Scan the records and identify every line in which the string "JSON" occurs, then return those lines.

(Stored data)
** START **
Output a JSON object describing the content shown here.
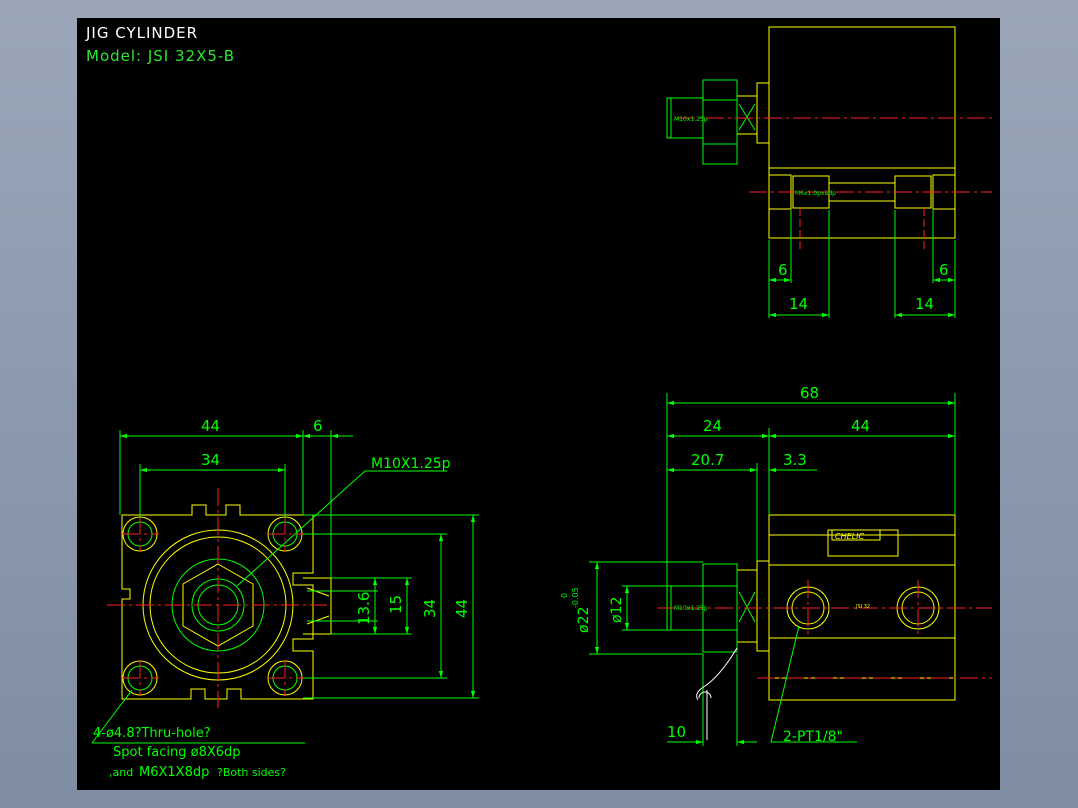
{
  "title": "JIG CYLINDER",
  "model": "Model: JSI 32X5-B",
  "colors": {
    "background": "#000000",
    "outline": "#ffff00",
    "dimension": "#00ff00",
    "center": "#ff2020",
    "text": "#ffffff"
  },
  "dims": {
    "top_left_6": "6",
    "top_right_6": "6",
    "top_left_14": "14",
    "top_right_14": "14",
    "front_44": "44",
    "front_6": "6",
    "front_34": "34",
    "front_thread": "M10X1.25p",
    "front_13_6": "13.6",
    "front_15": "15",
    "front_34v": "34",
    "front_44v": "44",
    "side_68": "68",
    "side_24": "24",
    "side_44": "44",
    "side_20_7": "20.7",
    "side_3_3": "3.3",
    "side_phi22": "ø22",
    "side_tol_top": "0",
    "side_tol_bot": "-0.05",
    "side_phi12": "ø12",
    "side_10": "10",
    "side_port": "2-PT1/8\""
  },
  "notes": {
    "line1": "4-ø4.8?Thru-hole?",
    "line2": "Spot facing ø8X6dp",
    "line3a": ",and",
    "line3b": "M6X1X8dp",
    "line3c": "?Both sides?"
  },
  "small_text": {
    "m10_top": "M10x1.25p",
    "m6_top": "M6x1.0px8dp",
    "m10_side": "M10x1.25p",
    "brand": "CHELIC",
    "jsi": "JSI 32"
  }
}
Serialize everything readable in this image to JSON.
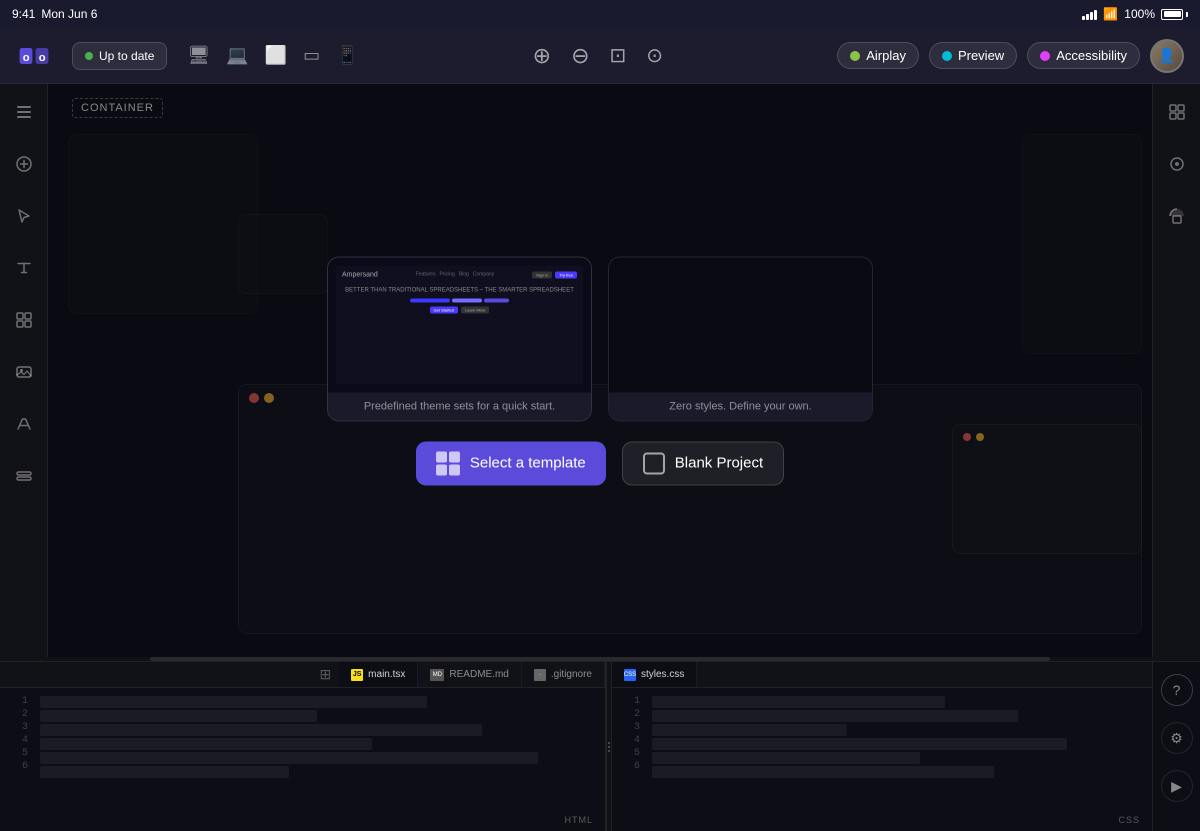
{
  "status_bar": {
    "time": "9:41",
    "day": "Mon Jun 6",
    "battery_pct": "100%"
  },
  "toolbar": {
    "update_label": "Up to date",
    "airplay_label": "Airplay",
    "preview_label": "Preview",
    "accessibility_label": "Accessibility"
  },
  "canvas": {
    "container_label": "CONTAINER"
  },
  "template_modal": {
    "predefined_label": "Predefined theme sets for a quick start.",
    "zero_styles_label": "Zero styles. Define your own.",
    "select_template_label": "Select a template",
    "blank_project_label": "Blank Project"
  },
  "bottom_panel": {
    "left_tabs": [
      {
        "type": "js",
        "label": "main.tsx"
      },
      {
        "type": "md",
        "label": "README.md"
      },
      {
        "type": "dot",
        "label": ".gitignore"
      }
    ],
    "left_file_type": "HTML",
    "right_tabs": [
      {
        "type": "css",
        "label": "styles.css"
      }
    ],
    "right_file_type": "CSS"
  },
  "icons": {
    "layers": "⊟",
    "add": "✦",
    "cursor": "↖",
    "text": "T",
    "components": "❖",
    "image": "⊞",
    "font": "A",
    "sticker": "⊕",
    "panel_icon_1": "⊞",
    "panel_icon_2": "◈",
    "panel_icon_3": "◉",
    "zoom_in": "⊕",
    "zoom_out": "⊖",
    "fit": "⊡",
    "screenshot": "⊙",
    "right_panel_1": "⊞",
    "right_panel_2": "◈",
    "help": "?",
    "settings": "⚙",
    "play": "▶"
  }
}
** END **
# REPLY TO THE EXERCISE
Output a JSON object describing the content shown here.
Serialize everything readable in this image to JSON.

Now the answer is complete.